● **What to produce**: Look over the entries that follow and work out how many lines contain "bottom". State the number only.

•••••

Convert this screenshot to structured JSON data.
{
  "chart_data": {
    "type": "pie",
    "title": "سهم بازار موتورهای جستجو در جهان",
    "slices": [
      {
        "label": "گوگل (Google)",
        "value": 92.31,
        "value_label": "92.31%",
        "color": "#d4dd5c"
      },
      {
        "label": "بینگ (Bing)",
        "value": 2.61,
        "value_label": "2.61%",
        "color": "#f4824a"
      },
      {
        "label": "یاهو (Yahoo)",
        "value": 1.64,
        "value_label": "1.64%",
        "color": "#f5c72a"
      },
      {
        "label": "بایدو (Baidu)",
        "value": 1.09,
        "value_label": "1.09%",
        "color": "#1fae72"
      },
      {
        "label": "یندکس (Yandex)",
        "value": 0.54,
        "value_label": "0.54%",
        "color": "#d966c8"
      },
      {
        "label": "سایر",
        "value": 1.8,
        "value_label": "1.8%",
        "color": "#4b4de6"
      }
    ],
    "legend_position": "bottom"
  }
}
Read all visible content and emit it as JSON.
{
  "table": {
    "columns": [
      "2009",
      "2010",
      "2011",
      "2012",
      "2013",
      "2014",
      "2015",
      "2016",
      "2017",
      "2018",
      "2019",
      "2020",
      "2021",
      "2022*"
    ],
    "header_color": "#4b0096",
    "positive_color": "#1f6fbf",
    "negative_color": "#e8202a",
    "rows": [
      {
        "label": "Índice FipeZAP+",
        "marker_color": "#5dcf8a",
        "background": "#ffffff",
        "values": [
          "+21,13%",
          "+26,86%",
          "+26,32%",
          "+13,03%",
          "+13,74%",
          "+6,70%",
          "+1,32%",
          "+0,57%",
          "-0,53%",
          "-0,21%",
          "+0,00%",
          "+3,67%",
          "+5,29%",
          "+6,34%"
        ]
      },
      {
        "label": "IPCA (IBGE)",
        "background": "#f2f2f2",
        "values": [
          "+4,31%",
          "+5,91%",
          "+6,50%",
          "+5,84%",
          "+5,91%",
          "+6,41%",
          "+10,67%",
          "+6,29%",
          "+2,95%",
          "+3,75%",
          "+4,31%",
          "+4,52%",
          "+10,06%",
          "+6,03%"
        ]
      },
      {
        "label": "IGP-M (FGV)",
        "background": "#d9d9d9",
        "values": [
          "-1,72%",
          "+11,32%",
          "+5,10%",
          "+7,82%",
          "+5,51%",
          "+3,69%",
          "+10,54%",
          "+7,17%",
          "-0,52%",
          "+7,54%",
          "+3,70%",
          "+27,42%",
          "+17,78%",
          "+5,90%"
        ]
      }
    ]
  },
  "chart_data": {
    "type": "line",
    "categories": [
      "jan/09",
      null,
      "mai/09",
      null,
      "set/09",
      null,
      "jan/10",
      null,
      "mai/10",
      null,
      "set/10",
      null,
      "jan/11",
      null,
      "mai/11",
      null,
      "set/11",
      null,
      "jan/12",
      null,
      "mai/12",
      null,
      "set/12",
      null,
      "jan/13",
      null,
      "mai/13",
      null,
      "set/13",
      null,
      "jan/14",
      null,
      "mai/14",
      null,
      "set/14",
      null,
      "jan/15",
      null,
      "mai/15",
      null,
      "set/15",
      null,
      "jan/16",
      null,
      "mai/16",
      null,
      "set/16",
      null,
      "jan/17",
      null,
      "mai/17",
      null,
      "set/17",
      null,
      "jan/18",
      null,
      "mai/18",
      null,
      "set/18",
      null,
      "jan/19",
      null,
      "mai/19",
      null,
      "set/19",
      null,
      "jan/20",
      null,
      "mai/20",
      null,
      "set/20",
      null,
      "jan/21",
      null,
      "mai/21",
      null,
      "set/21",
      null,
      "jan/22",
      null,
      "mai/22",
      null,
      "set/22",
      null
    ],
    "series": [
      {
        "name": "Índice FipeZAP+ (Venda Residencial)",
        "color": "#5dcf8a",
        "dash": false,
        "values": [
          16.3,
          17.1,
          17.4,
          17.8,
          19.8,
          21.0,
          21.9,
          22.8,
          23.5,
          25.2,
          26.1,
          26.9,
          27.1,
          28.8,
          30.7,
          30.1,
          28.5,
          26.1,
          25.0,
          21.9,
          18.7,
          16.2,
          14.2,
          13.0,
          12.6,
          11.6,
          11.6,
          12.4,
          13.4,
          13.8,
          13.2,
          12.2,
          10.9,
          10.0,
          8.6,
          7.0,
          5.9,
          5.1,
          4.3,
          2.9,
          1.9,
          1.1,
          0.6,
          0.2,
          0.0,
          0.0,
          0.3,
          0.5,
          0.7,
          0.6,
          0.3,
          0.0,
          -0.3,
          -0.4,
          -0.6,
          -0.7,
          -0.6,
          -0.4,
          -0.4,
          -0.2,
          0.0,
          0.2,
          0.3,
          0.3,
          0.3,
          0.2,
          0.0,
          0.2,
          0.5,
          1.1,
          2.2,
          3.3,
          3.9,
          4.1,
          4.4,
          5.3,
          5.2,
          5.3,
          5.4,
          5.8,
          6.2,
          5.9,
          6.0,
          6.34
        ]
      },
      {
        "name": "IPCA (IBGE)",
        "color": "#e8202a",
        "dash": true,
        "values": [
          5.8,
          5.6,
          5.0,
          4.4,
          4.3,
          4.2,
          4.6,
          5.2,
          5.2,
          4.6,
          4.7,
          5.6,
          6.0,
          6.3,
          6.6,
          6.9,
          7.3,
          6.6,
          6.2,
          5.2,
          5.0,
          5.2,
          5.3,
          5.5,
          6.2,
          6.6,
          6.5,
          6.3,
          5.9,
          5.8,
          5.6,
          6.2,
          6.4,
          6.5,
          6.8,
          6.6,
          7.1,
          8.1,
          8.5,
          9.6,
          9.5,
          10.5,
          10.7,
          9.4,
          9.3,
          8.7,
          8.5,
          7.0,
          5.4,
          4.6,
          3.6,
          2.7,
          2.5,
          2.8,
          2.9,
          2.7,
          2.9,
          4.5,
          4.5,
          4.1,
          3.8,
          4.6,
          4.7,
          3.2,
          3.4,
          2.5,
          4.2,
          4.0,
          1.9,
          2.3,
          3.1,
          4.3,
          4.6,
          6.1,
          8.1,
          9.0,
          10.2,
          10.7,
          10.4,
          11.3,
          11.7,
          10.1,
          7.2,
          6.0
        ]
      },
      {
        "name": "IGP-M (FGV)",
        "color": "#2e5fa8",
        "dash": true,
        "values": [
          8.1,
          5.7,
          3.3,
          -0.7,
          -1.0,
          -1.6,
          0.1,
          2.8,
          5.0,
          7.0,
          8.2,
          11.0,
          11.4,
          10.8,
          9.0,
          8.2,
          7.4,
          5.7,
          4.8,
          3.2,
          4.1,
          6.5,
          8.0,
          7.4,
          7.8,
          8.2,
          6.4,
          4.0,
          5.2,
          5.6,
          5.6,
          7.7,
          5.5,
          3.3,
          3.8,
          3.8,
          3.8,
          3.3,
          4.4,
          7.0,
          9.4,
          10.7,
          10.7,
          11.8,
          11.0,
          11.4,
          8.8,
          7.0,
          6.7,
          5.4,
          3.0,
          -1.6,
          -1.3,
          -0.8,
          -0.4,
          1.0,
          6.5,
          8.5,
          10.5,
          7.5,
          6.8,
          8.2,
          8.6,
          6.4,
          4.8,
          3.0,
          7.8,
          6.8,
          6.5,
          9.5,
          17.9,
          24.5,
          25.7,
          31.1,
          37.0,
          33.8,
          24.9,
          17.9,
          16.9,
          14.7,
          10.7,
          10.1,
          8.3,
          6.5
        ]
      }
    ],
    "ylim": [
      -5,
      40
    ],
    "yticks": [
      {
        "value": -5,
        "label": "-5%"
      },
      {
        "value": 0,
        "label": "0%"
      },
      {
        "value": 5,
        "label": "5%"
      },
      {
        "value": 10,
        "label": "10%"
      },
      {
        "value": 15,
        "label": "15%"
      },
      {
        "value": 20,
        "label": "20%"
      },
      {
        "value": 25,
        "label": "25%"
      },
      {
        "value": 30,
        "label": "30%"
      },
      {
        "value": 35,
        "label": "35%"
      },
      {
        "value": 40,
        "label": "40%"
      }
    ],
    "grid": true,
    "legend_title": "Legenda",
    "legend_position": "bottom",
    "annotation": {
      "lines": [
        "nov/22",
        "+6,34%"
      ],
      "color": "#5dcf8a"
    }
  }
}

•••••

● **Task answer**: 2